- [Work to complete]:
Retype each record shown below, leaving every character as it is.

Begin Dataset

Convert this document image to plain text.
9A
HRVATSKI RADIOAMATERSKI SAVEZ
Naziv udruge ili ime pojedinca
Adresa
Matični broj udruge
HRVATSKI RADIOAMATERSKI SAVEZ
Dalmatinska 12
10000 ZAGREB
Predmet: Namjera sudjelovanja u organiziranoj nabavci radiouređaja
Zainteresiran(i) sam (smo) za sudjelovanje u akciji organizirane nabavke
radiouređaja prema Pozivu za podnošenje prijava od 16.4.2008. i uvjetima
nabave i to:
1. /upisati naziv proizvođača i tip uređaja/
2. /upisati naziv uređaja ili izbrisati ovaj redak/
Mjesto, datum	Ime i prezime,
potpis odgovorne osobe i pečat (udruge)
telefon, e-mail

End Dataset

- [The result]:
Convert this document image to plain text.
9A
HRVATSKI RADIOAMATERSKI SAVEZ
Naziv udruge ili ime pojedinca
Adresa
Matični broj udruge
HRVATSKI RADIOAMATERSKI SAVEZ
Dalmatinska 12
10000 ZAGREB
Predmet: Namjera sudjelovanja u organiziranoj nabavci radiouređaja
Zainteresiran(i) sam (smo) za sudjelovanje u akciji organizirane nabavke
radiouređaja prema Pozivu za podnošenje prijava od 16.4.2008. i uvjetima
nabave i to:
1. /upisati naziv proizvođača i tip uređaja/
2. /upisati naziv uređaja ili izbrisati ovaj redak/
Mjesto, datum	Ime i prezime,
potpis odgovorne osobe i pečat (udruge)
telefon, e-mail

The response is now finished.